→ Prompt
Your task is to transcribe all of the records exactly and leave out the pictures.
-- START OF Records for the exercise --
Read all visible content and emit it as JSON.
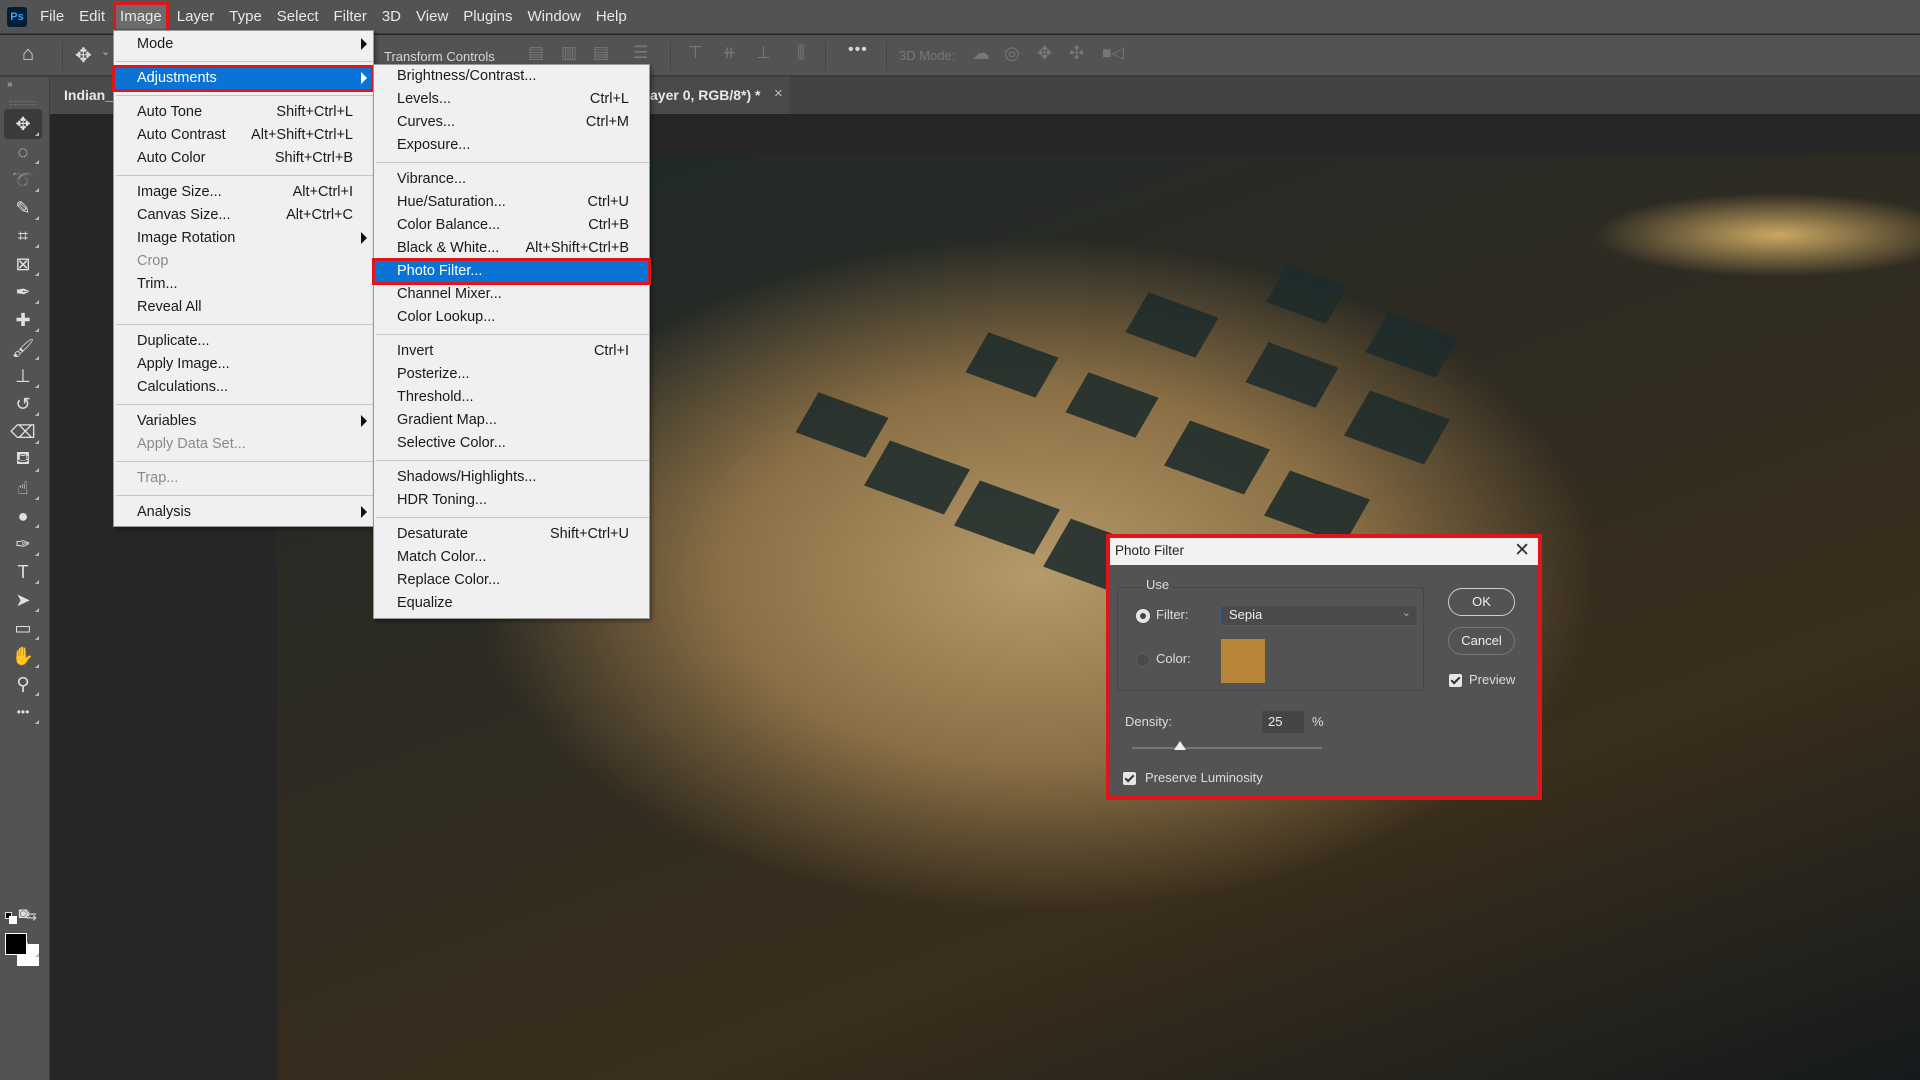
{
  "app": {
    "logo": "Ps"
  },
  "menubar": {
    "items": [
      "File",
      "Edit",
      "Image",
      "Layer",
      "Type",
      "Select",
      "Filter",
      "3D",
      "View",
      "Plugins",
      "Window",
      "Help"
    ],
    "active": "Image"
  },
  "options_bar": {
    "transform_controls_label": "Transform Controls",
    "mode_3d_label": "3D Mode:",
    "icons": [
      "home-icon",
      "move-icon",
      "align-left-icon",
      "align-center-h-icon",
      "align-right-icon",
      "distribute-h-icon",
      "align-top-icon",
      "align-middle-v-icon",
      "align-bottom-icon",
      "distribute-v-icon",
      "more-icon",
      "orbit-3d-icon",
      "roll-3d-icon",
      "pan-3d-icon",
      "slide-3d-icon",
      "scale-3d-icon"
    ]
  },
  "document_tab": {
    "title_prefix": "Indian_",
    "title_suffix": "ayer 0, RGB/8*) *",
    "close": "×"
  },
  "toolbar": {
    "collapse": "»",
    "tools": [
      {
        "name": "move-tool",
        "glyph": "✥"
      },
      {
        "name": "marquee-tool",
        "glyph": "◌"
      },
      {
        "name": "lasso-tool",
        "glyph": "➰"
      },
      {
        "name": "quick-selection-tool",
        "glyph": "✎"
      },
      {
        "name": "crop-tool",
        "glyph": "⌗"
      },
      {
        "name": "frame-tool",
        "glyph": "⊠"
      },
      {
        "name": "eyedropper-tool",
        "glyph": "✒"
      },
      {
        "name": "healing-brush-tool",
        "glyph": "✚"
      },
      {
        "name": "brush-tool",
        "glyph": "🖌"
      },
      {
        "name": "clone-stamp-tool",
        "glyph": "⊥"
      },
      {
        "name": "history-brush-tool",
        "glyph": "↺"
      },
      {
        "name": "eraser-tool",
        "glyph": "⌫"
      },
      {
        "name": "paint-bucket-tool",
        "glyph": "⛾"
      },
      {
        "name": "blur-tool",
        "glyph": "☝"
      },
      {
        "name": "dodge-tool",
        "glyph": "●"
      },
      {
        "name": "pen-tool",
        "glyph": "✑"
      },
      {
        "name": "type-tool",
        "glyph": "T"
      },
      {
        "name": "path-selection-tool",
        "glyph": "➤"
      },
      {
        "name": "rectangle-tool",
        "glyph": "▭"
      },
      {
        "name": "hand-tool",
        "glyph": "✋"
      },
      {
        "name": "zoom-tool",
        "glyph": "⚲"
      },
      {
        "name": "edit-toolbar",
        "glyph": "•••"
      }
    ],
    "foreground_color": "#000000",
    "background_color": "#ffffff"
  },
  "image_menu": {
    "items": [
      {
        "label": "Mode",
        "submenu": true
      },
      {
        "sep": true
      },
      {
        "label": "Adjustments",
        "submenu": true,
        "highlighted": true
      },
      {
        "sep": true
      },
      {
        "label": "Auto Tone",
        "shortcut": "Shift+Ctrl+L"
      },
      {
        "label": "Auto Contrast",
        "shortcut": "Alt+Shift+Ctrl+L"
      },
      {
        "label": "Auto Color",
        "shortcut": "Shift+Ctrl+B"
      },
      {
        "sep": true
      },
      {
        "label": "Image Size...",
        "shortcut": "Alt+Ctrl+I"
      },
      {
        "label": "Canvas Size...",
        "shortcut": "Alt+Ctrl+C"
      },
      {
        "label": "Image Rotation",
        "submenu": true
      },
      {
        "label": "Crop",
        "disabled": true
      },
      {
        "label": "Trim..."
      },
      {
        "label": "Reveal All"
      },
      {
        "sep": true
      },
      {
        "label": "Duplicate..."
      },
      {
        "label": "Apply Image..."
      },
      {
        "label": "Calculations..."
      },
      {
        "sep": true
      },
      {
        "label": "Variables",
        "submenu": true
      },
      {
        "label": "Apply Data Set...",
        "disabled": true
      },
      {
        "sep": true
      },
      {
        "label": "Trap...",
        "disabled": true
      },
      {
        "sep": true
      },
      {
        "label": "Analysis",
        "submenu": true
      }
    ]
  },
  "adjustments_menu": {
    "items": [
      {
        "label": "Brightness/Contrast..."
      },
      {
        "label": "Levels...",
        "shortcut": "Ctrl+L"
      },
      {
        "label": "Curves...",
        "shortcut": "Ctrl+M"
      },
      {
        "label": "Exposure..."
      },
      {
        "sep": true
      },
      {
        "label": "Vibrance..."
      },
      {
        "label": "Hue/Saturation...",
        "shortcut": "Ctrl+U"
      },
      {
        "label": "Color Balance...",
        "shortcut": "Ctrl+B"
      },
      {
        "label": "Black & White...",
        "shortcut": "Alt+Shift+Ctrl+B"
      },
      {
        "label": "Photo Filter...",
        "highlighted": true
      },
      {
        "label": "Channel Mixer..."
      },
      {
        "label": "Color Lookup..."
      },
      {
        "sep": true
      },
      {
        "label": "Invert",
        "shortcut": "Ctrl+I"
      },
      {
        "label": "Posterize..."
      },
      {
        "label": "Threshold..."
      },
      {
        "label": "Gradient Map..."
      },
      {
        "label": "Selective Color..."
      },
      {
        "sep": true
      },
      {
        "label": "Shadows/Highlights..."
      },
      {
        "label": "HDR Toning..."
      },
      {
        "sep": true
      },
      {
        "label": "Desaturate",
        "shortcut": "Shift+Ctrl+U"
      },
      {
        "label": "Match Color..."
      },
      {
        "label": "Replace Color..."
      },
      {
        "label": "Equalize"
      }
    ]
  },
  "photo_filter_dialog": {
    "title": "Photo Filter",
    "use_label": "Use",
    "filter_label": "Filter:",
    "filter_value": "Sepia",
    "filter_selected": true,
    "color_label": "Color:",
    "color_value": "#b8843a",
    "ok_label": "OK",
    "cancel_label": "Cancel",
    "preview_label": "Preview",
    "preview_checked": true,
    "density_label": "Density:",
    "density_value": "25",
    "density_unit": "%",
    "density_percent": 25,
    "preserve_luminosity_label": "Preserve Luminosity",
    "preserve_luminosity_checked": true
  },
  "highlight_color": "#e0141b",
  "menu_highlight_color": "#0a74d6"
}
-- END OF Records for the exercise --
→ Task response
Read all visible content and emit it as JSON.
{
  "app": {
    "logo": "Ps"
  },
  "menubar": {
    "items": [
      "File",
      "Edit",
      "Image",
      "Layer",
      "Type",
      "Select",
      "Filter",
      "3D",
      "View",
      "Plugins",
      "Window",
      "Help"
    ],
    "active": "Image"
  },
  "options_bar": {
    "transform_controls_label": "Transform Controls",
    "mode_3d_label": "3D Mode:",
    "icons": [
      "home-icon",
      "move-icon",
      "align-left-icon",
      "align-center-h-icon",
      "align-right-icon",
      "distribute-h-icon",
      "align-top-icon",
      "align-middle-v-icon",
      "align-bottom-icon",
      "distribute-v-icon",
      "more-icon",
      "orbit-3d-icon",
      "roll-3d-icon",
      "pan-3d-icon",
      "slide-3d-icon",
      "scale-3d-icon"
    ]
  },
  "document_tab": {
    "title_prefix": "Indian_",
    "title_suffix": "ayer 0, RGB/8*) *",
    "close": "×"
  },
  "toolbar": {
    "collapse": "»",
    "tools": [
      {
        "name": "move-tool",
        "glyph": "✥"
      },
      {
        "name": "marquee-tool",
        "glyph": "◌"
      },
      {
        "name": "lasso-tool",
        "glyph": "➰"
      },
      {
        "name": "quick-selection-tool",
        "glyph": "✎"
      },
      {
        "name": "crop-tool",
        "glyph": "⌗"
      },
      {
        "name": "frame-tool",
        "glyph": "⊠"
      },
      {
        "name": "eyedropper-tool",
        "glyph": "✒"
      },
      {
        "name": "healing-brush-tool",
        "glyph": "✚"
      },
      {
        "name": "brush-tool",
        "glyph": "🖌"
      },
      {
        "name": "clone-stamp-tool",
        "glyph": "⊥"
      },
      {
        "name": "history-brush-tool",
        "glyph": "↺"
      },
      {
        "name": "eraser-tool",
        "glyph": "⌫"
      },
      {
        "name": "paint-bucket-tool",
        "glyph": "⛾"
      },
      {
        "name": "blur-tool",
        "glyph": "☝"
      },
      {
        "name": "dodge-tool",
        "glyph": "●"
      },
      {
        "name": "pen-tool",
        "glyph": "✑"
      },
      {
        "name": "type-tool",
        "glyph": "T"
      },
      {
        "name": "path-selection-tool",
        "glyph": "➤"
      },
      {
        "name": "rectangle-tool",
        "glyph": "▭"
      },
      {
        "name": "hand-tool",
        "glyph": "✋"
      },
      {
        "name": "zoom-tool",
        "glyph": "⚲"
      },
      {
        "name": "edit-toolbar",
        "glyph": "•••"
      }
    ],
    "foreground_color": "#000000",
    "background_color": "#ffffff"
  },
  "image_menu": {
    "items": [
      {
        "label": "Mode",
        "submenu": true
      },
      {
        "sep": true
      },
      {
        "label": "Adjustments",
        "submenu": true,
        "highlighted": true
      },
      {
        "sep": true
      },
      {
        "label": "Auto Tone",
        "shortcut": "Shift+Ctrl+L"
      },
      {
        "label": "Auto Contrast",
        "shortcut": "Alt+Shift+Ctrl+L"
      },
      {
        "label": "Auto Color",
        "shortcut": "Shift+Ctrl+B"
      },
      {
        "sep": true
      },
      {
        "label": "Image Size...",
        "shortcut": "Alt+Ctrl+I"
      },
      {
        "label": "Canvas Size...",
        "shortcut": "Alt+Ctrl+C"
      },
      {
        "label": "Image Rotation",
        "submenu": true
      },
      {
        "label": "Crop",
        "disabled": true
      },
      {
        "label": "Trim..."
      },
      {
        "label": "Reveal All"
      },
      {
        "sep": true
      },
      {
        "label": "Duplicate..."
      },
      {
        "label": "Apply Image..."
      },
      {
        "label": "Calculations..."
      },
      {
        "sep": true
      },
      {
        "label": "Variables",
        "submenu": true
      },
      {
        "label": "Apply Data Set...",
        "disabled": true
      },
      {
        "sep": true
      },
      {
        "label": "Trap...",
        "disabled": true
      },
      {
        "sep": true
      },
      {
        "label": "Analysis",
        "submenu": true
      }
    ]
  },
  "adjustments_menu": {
    "items": [
      {
        "label": "Brightness/Contrast..."
      },
      {
        "label": "Levels...",
        "shortcut": "Ctrl+L"
      },
      {
        "label": "Curves...",
        "shortcut": "Ctrl+M"
      },
      {
        "label": "Exposure..."
      },
      {
        "sep": true
      },
      {
        "label": "Vibrance..."
      },
      {
        "label": "Hue/Saturation...",
        "shortcut": "Ctrl+U"
      },
      {
        "label": "Color Balance...",
        "shortcut": "Ctrl+B"
      },
      {
        "label": "Black & White...",
        "shortcut": "Alt+Shift+Ctrl+B"
      },
      {
        "label": "Photo Filter...",
        "highlighted": true
      },
      {
        "label": "Channel Mixer..."
      },
      {
        "label": "Color Lookup..."
      },
      {
        "sep": true
      },
      {
        "label": "Invert",
        "shortcut": "Ctrl+I"
      },
      {
        "label": "Posterize..."
      },
      {
        "label": "Threshold..."
      },
      {
        "label": "Gradient Map..."
      },
      {
        "label": "Selective Color..."
      },
      {
        "sep": true
      },
      {
        "label": "Shadows/Highlights..."
      },
      {
        "label": "HDR Toning..."
      },
      {
        "sep": true
      },
      {
        "label": "Desaturate",
        "shortcut": "Shift+Ctrl+U"
      },
      {
        "label": "Match Color..."
      },
      {
        "label": "Replace Color..."
      },
      {
        "label": "Equalize"
      }
    ]
  },
  "photo_filter_dialog": {
    "title": "Photo Filter",
    "use_label": "Use",
    "filter_label": "Filter:",
    "filter_value": "Sepia",
    "filter_selected": true,
    "color_label": "Color:",
    "color_value": "#b8843a",
    "ok_label": "OK",
    "cancel_label": "Cancel",
    "preview_label": "Preview",
    "preview_checked": true,
    "density_label": "Density:",
    "density_value": "25",
    "density_unit": "%",
    "density_percent": 25,
    "preserve_luminosity_label": "Preserve Luminosity",
    "preserve_luminosity_checked": true
  },
  "highlight_color": "#e0141b",
  "menu_highlight_color": "#0a74d6"
}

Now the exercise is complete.